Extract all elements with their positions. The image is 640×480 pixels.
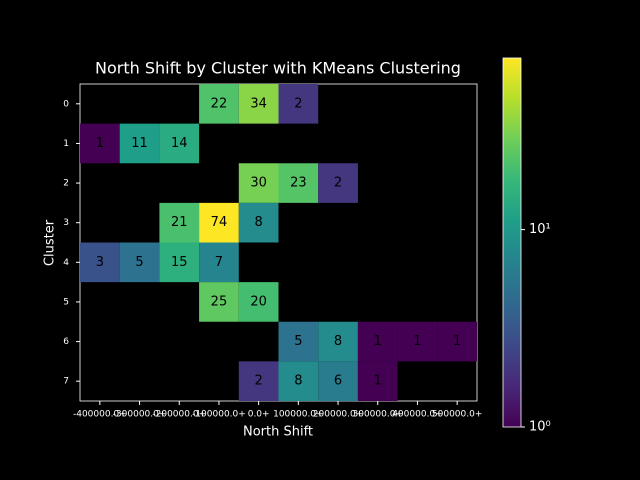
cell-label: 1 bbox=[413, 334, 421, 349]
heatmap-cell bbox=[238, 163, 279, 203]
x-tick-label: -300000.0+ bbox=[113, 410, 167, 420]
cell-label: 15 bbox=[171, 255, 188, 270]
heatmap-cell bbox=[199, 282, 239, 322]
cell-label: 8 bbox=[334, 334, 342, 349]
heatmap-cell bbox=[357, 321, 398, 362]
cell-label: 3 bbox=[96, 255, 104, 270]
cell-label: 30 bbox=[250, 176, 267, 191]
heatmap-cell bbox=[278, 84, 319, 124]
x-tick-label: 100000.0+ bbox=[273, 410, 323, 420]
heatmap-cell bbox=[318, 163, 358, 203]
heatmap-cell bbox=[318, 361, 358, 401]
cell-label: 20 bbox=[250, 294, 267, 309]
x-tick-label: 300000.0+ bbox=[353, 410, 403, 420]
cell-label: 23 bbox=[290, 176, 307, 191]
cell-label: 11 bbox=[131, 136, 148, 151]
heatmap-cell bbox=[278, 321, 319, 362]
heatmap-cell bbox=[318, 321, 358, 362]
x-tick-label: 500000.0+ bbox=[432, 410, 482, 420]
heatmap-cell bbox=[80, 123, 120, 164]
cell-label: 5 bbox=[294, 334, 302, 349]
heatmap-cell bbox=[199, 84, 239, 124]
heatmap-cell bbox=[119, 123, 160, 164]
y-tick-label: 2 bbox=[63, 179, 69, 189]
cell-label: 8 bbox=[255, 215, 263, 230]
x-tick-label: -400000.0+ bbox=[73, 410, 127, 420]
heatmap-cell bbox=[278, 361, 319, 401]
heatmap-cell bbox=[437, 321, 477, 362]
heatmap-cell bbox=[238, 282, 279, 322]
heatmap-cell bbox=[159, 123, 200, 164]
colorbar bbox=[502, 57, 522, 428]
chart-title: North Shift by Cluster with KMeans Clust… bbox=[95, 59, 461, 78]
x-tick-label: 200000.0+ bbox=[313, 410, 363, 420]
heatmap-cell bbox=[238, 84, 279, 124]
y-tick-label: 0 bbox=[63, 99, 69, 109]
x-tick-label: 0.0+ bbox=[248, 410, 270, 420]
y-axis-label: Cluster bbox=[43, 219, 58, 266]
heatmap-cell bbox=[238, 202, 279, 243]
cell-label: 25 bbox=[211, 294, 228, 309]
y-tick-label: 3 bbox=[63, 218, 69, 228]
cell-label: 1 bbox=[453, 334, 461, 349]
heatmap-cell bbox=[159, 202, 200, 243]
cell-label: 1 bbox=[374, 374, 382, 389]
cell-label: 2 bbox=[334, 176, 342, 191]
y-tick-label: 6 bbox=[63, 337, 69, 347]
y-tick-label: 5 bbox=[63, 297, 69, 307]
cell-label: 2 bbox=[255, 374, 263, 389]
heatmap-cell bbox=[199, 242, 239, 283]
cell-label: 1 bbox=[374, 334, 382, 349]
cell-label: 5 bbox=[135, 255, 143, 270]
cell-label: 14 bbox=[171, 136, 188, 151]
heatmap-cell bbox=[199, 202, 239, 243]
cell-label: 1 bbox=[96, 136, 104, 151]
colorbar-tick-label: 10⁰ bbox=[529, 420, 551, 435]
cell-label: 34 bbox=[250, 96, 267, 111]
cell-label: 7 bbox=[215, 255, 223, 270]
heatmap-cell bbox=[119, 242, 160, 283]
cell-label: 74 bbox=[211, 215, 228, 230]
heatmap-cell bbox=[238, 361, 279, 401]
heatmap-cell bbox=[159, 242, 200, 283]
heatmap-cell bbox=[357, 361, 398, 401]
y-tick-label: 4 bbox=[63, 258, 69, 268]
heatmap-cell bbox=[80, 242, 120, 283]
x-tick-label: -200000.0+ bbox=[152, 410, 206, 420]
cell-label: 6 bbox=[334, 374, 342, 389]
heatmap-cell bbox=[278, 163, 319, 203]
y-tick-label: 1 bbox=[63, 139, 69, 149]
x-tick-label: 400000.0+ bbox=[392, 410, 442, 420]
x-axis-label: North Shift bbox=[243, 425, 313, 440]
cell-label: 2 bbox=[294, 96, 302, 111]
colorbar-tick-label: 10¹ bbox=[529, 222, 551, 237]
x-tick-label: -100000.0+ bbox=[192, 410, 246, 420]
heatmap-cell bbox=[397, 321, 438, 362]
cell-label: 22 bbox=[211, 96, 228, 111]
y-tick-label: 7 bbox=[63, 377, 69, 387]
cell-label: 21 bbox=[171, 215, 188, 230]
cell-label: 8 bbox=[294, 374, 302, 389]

GIVEN TASK:
Collect every line in the items above that contains the string "Shift". The match is case-sensitive.

FINAL ANSWER:
chart-title: North Shift by Cluster with KMeans Clust… bbox=[95, 59, 461, 78]
x-axis-label: North Shift bbox=[243, 425, 313, 440]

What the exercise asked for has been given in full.